__Stated problem__
Every line below must be reproduced exactly. Copy them all.

═════ Raw data

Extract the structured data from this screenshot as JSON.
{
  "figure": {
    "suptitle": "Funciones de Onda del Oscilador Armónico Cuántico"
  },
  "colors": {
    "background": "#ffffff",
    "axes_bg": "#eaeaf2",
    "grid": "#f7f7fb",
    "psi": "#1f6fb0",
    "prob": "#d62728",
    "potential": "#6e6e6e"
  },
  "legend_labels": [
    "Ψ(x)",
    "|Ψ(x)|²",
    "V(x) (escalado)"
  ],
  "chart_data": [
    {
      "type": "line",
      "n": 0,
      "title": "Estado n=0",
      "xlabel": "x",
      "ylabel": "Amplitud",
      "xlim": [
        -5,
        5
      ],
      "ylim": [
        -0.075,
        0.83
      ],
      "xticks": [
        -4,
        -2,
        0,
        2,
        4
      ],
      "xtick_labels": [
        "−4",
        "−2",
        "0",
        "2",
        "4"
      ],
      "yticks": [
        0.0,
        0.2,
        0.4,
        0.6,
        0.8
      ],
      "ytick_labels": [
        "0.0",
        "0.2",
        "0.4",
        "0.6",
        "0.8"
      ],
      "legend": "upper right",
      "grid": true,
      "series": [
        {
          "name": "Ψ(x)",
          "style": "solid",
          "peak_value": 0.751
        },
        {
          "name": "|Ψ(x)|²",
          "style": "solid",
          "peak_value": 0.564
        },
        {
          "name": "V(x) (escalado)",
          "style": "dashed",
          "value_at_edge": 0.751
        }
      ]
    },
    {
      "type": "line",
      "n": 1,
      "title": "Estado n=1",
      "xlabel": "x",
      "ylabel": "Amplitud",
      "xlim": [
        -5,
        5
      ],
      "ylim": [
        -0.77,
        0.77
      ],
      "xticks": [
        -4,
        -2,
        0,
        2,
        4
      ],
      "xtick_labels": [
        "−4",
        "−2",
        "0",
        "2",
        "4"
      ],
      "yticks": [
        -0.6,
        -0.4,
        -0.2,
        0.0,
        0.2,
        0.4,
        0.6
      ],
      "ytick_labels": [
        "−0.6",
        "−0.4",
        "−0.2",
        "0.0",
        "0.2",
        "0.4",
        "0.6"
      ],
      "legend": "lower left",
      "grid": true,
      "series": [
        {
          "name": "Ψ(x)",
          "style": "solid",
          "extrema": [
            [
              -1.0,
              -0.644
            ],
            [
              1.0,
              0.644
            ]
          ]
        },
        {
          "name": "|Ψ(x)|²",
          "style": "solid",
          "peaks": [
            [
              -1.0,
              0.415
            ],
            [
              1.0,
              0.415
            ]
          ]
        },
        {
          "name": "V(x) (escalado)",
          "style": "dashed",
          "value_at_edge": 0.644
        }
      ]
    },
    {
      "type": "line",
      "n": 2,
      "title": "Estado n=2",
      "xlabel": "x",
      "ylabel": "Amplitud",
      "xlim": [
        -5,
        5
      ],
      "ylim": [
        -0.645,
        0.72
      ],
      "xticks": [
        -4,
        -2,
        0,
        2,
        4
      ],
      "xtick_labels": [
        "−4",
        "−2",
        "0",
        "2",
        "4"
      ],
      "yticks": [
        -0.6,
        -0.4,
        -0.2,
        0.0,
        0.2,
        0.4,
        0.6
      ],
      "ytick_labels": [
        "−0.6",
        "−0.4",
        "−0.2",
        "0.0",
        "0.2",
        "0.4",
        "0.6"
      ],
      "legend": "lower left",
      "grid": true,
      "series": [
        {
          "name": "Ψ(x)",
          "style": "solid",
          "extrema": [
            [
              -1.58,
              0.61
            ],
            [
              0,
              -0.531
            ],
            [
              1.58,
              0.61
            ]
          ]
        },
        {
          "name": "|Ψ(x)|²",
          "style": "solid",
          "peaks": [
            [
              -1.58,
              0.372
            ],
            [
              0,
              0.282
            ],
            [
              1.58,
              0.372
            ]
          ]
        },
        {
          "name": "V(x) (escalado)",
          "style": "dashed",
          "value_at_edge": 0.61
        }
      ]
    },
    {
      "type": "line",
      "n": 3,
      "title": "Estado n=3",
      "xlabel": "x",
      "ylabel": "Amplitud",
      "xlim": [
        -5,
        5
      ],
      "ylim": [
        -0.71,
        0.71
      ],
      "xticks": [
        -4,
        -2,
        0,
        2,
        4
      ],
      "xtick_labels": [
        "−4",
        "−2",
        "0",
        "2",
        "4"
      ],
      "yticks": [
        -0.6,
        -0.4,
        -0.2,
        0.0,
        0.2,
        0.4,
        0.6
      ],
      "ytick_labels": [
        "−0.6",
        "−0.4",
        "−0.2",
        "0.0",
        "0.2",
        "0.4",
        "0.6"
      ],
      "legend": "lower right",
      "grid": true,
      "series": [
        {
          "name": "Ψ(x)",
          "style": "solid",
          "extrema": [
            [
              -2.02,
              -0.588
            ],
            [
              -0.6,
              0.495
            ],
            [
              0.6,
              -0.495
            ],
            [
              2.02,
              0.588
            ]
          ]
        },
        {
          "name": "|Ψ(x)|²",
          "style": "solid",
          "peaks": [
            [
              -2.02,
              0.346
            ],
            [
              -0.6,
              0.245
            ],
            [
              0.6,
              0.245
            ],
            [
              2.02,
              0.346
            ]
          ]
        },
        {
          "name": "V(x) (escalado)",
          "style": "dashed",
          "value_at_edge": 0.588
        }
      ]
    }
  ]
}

══════════

__Correct response__
Extract the structured data from this screenshot as JSON.
{
  "figure": {
    "suptitle": "Funciones de Onda del Oscilador Armónico Cuántico"
  },
  "colors": {
    "background": "#ffffff",
    "axes_bg": "#eaeaf2",
    "grid": "#f7f7fb",
    "psi": "#1f6fb0",
    "prob": "#d62728",
    "potential": "#6e6e6e"
  },
  "legend_labels": [
    "Ψ(x)",
    "|Ψ(x)|²",
    "V(x) (escalado)"
  ],
  "chart_data": [
    {
      "type": "line",
      "n": 0,
      "title": "Estado n=0",
      "xlabel": "x",
      "ylabel": "Amplitud",
      "xlim": [
        -5,
        5
      ],
      "ylim": [
        -0.075,
        0.83
      ],
      "xticks": [
        -4,
        -2,
        0,
        2,
        4
      ],
      "xtick_labels": [
        "−4",
        "−2",
        "0",
        "2",
        "4"
      ],
      "yticks": [
        0.0,
        0.2,
        0.4,
        0.6,
        0.8
      ],
      "ytick_labels": [
        "0.0",
        "0.2",
        "0.4",
        "0.6",
        "0.8"
      ],
      "legend": "upper right",
      "grid": true,
      "series": [
        {
          "name": "Ψ(x)",
          "style": "solid",
          "peak_value": 0.751
        },
        {
          "name": "|Ψ(x)|²",
          "style": "solid",
          "peak_value": 0.564
        },
        {
          "name": "V(x) (escalado)",
          "style": "dashed",
          "value_at_edge": 0.751
        }
      ]
    },
    {
      "type": "line",
      "n": 1,
      "title": "Estado n=1",
      "xlabel": "x",
      "ylabel": "Amplitud",
      "xlim": [
        -5,
        5
      ],
      "ylim": [
        -0.77,
        0.77
      ],
      "xticks": [
        -4,
        -2,
        0,
        2,
        4
      ],
      "xtick_labels": [
        "−4",
        "−2",
        "0",
        "2",
        "4"
      ],
      "yticks": [
        -0.6,
        -0.4,
        -0.2,
        0.0,
        0.2,
        0.4,
        0.6
      ],
      "ytick_labels": [
        "−0.6",
        "−0.4",
        "−0.2",
        "0.0",
        "0.2",
        "0.4",
        "0.6"
      ],
      "legend": "lower left",
      "grid": true,
      "series": [
        {
          "name": "Ψ(x)",
          "style": "solid",
          "extrema": [
            [
              -1.0,
              -0.644
            ],
            [
              1.0,
              0.644
            ]
          ]
        },
        {
          "name": "|Ψ(x)|²",
          "style": "solid",
          "peaks": [
            [
              -1.0,
              0.415
            ],
            [
              1.0,
              0.415
            ]
          ]
        },
        {
          "name": "V(x) (escalado)",
          "style": "dashed",
          "value_at_edge": 0.644
        }
      ]
    },
    {
      "type": "line",
      "n": 2,
      "title": "Estado n=2",
      "xlabel": "x",
      "ylabel": "Amplitud",
      "xlim": [
        -5,
        5
      ],
      "ylim": [
        -0.645,
        0.72
      ],
      "xticks": [
        -4,
        -2,
        0,
        2,
        4
      ],
      "xtick_labels": [
        "−4",
        "−2",
        "0",
        "2",
        "4"
      ],
      "yticks": [
        -0.6,
        -0.4,
        -0.2,
        0.0,
        0.2,
        0.4,
        0.6
      ],
      "ytick_labels": [
        "−0.6",
        "−0.4",
        "−0.2",
        "0.0",
        "0.2",
        "0.4",
        "0.6"
      ],
      "legend": "lower left",
      "grid": true,
      "series": [
        {
          "name": "Ψ(x)",
          "style": "solid",
          "extrema": [
            [
              -1.58,
              0.61
            ],
            [
              0,
              -0.531
            ],
            [
              1.58,
              0.61
            ]
          ]
        },
        {
          "name": "|Ψ(x)|²",
          "style": "solid",
          "peaks": [
            [
              -1.58,
              0.372
            ],
            [
              0,
              0.282
            ],
            [
              1.58,
              0.372
            ]
          ]
        },
        {
          "name": "V(x) (escalado)",
          "style": "dashed",
          "value_at_edge": 0.61
        }
      ]
    },
    {
      "type": "line",
      "n": 3,
      "title": "Estado n=3",
      "xlabel": "x",
      "ylabel": "Amplitud",
      "xlim": [
        -5,
        5
      ],
      "ylim": [
        -0.71,
        0.71
      ],
      "xticks": [
        -4,
        -2,
        0,
        2,
        4
      ],
      "xtick_labels": [
        "−4",
        "−2",
        "0",
        "2",
        "4"
      ],
      "yticks": [
        -0.6,
        -0.4,
        -0.2,
        0.0,
        0.2,
        0.4,
        0.6
      ],
      "ytick_labels": [
        "−0.6",
        "−0.4",
        "−0.2",
        "0.0",
        "0.2",
        "0.4",
        "0.6"
      ],
      "legend": "lower right",
      "grid": true,
      "series": [
        {
          "name": "Ψ(x)",
          "style": "solid",
          "extrema": [
            [
              -2.02,
              -0.588
            ],
            [
              -0.6,
              0.495
            ],
            [
              0.6,
              -0.495
            ],
            [
              2.02,
              0.588
            ]
          ]
        },
        {
          "name": "|Ψ(x)|²",
          "style": "solid",
          "peaks": [
            [
              -2.02,
              0.346
            ],
            [
              -0.6,
              0.245
            ],
            [
              0.6,
              0.245
            ],
            [
              2.02,
              0.346
            ]
          ]
        },
        {
          "name": "V(x) (escalado)",
          "style": "dashed",
          "value_at_edge": 0.588
        }
      ]
    }
  ]
}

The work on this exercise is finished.